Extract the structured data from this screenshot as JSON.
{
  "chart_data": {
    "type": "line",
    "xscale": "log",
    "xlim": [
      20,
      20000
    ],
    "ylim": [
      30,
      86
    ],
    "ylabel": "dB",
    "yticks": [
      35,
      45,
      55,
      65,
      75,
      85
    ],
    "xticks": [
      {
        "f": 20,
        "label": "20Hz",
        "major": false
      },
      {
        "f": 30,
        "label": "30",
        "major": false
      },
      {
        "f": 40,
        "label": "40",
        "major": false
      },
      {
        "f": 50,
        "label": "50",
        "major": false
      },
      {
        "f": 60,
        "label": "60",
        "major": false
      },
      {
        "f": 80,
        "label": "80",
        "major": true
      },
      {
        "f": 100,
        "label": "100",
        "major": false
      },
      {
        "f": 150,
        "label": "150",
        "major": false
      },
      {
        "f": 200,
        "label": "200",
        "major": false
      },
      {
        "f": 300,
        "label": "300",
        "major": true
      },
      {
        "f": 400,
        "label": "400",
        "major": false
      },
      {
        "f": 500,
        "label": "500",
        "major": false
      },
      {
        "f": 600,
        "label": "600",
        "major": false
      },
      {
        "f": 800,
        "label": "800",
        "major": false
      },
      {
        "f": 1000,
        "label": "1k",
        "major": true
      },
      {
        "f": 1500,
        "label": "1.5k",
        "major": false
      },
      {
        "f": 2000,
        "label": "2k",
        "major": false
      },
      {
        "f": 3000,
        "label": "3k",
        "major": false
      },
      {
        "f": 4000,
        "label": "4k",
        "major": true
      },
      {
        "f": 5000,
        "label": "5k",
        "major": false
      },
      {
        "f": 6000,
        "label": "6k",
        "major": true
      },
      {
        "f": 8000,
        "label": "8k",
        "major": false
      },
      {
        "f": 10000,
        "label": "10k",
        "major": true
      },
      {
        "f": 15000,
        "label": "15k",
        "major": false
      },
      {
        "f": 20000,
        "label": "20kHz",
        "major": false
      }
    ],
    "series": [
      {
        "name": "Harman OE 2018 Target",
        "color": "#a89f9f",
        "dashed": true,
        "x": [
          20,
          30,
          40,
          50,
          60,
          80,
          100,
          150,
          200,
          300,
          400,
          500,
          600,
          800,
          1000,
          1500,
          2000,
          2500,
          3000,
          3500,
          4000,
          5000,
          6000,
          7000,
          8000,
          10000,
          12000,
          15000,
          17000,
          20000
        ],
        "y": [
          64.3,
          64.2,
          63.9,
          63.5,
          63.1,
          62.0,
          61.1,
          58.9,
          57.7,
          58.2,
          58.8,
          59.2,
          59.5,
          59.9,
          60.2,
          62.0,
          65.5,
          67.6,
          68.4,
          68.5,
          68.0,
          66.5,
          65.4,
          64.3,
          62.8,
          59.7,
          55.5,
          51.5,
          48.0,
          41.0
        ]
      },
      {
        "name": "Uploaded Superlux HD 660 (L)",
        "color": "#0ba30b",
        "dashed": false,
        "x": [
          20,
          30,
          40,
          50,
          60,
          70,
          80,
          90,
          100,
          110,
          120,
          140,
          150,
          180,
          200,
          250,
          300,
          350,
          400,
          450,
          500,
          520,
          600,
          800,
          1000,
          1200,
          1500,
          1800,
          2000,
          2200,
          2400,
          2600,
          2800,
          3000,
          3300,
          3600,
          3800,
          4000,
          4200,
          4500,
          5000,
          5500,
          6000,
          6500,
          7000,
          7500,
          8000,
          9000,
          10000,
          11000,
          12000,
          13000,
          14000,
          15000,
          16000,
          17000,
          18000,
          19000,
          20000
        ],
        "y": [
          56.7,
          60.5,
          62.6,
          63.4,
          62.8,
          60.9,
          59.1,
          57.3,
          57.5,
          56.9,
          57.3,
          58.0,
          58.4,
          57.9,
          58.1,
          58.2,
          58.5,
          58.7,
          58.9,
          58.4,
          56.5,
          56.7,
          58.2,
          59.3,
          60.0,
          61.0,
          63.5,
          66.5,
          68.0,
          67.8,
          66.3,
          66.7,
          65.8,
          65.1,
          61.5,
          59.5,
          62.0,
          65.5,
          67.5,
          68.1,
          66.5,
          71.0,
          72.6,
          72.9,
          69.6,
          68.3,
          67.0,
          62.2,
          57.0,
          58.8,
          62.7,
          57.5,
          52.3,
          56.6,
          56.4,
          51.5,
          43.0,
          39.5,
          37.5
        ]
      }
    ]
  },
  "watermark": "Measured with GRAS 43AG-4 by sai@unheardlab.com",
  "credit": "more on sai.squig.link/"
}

· · · · · · ·

Work out how many lines of the data above hold the word "name", and write only the count.

2